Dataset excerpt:
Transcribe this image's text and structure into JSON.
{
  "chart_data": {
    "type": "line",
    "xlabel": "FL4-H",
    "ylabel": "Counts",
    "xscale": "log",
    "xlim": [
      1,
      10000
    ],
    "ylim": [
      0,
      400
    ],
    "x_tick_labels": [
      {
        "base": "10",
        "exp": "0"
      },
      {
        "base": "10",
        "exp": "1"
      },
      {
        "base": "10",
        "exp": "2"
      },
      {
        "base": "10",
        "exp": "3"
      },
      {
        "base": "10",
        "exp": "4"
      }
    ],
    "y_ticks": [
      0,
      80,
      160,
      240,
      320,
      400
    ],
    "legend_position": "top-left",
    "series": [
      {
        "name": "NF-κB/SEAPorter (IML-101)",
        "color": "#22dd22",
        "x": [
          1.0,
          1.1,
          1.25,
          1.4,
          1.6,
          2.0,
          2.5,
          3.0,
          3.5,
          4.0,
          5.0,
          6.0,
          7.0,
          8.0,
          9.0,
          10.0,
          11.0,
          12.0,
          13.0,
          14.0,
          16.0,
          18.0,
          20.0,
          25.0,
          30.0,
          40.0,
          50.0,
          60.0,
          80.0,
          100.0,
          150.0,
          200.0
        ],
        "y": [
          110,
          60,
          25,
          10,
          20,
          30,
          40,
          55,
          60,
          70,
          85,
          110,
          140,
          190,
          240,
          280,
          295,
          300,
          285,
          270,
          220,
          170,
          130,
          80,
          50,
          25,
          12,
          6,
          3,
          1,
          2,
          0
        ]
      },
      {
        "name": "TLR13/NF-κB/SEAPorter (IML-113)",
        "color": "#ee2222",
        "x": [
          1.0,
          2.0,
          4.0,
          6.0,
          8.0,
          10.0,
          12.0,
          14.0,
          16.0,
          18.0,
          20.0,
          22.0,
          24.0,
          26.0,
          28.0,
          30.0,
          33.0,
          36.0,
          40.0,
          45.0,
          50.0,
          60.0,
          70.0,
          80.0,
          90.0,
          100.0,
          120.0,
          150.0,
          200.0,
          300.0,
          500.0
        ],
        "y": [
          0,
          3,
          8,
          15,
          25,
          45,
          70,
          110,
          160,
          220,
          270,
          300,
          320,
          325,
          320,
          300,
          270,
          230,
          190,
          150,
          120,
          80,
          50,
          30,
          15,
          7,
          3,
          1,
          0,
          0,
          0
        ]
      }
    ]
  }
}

Problem.
Copy out every line in the entries above that holds "SEAPorter".

Finished answer.
        "name": "NF-κB/SEAPorter (IML-101)",
        "name": "TLR13/NF-κB/SEAPorter (IML-113)",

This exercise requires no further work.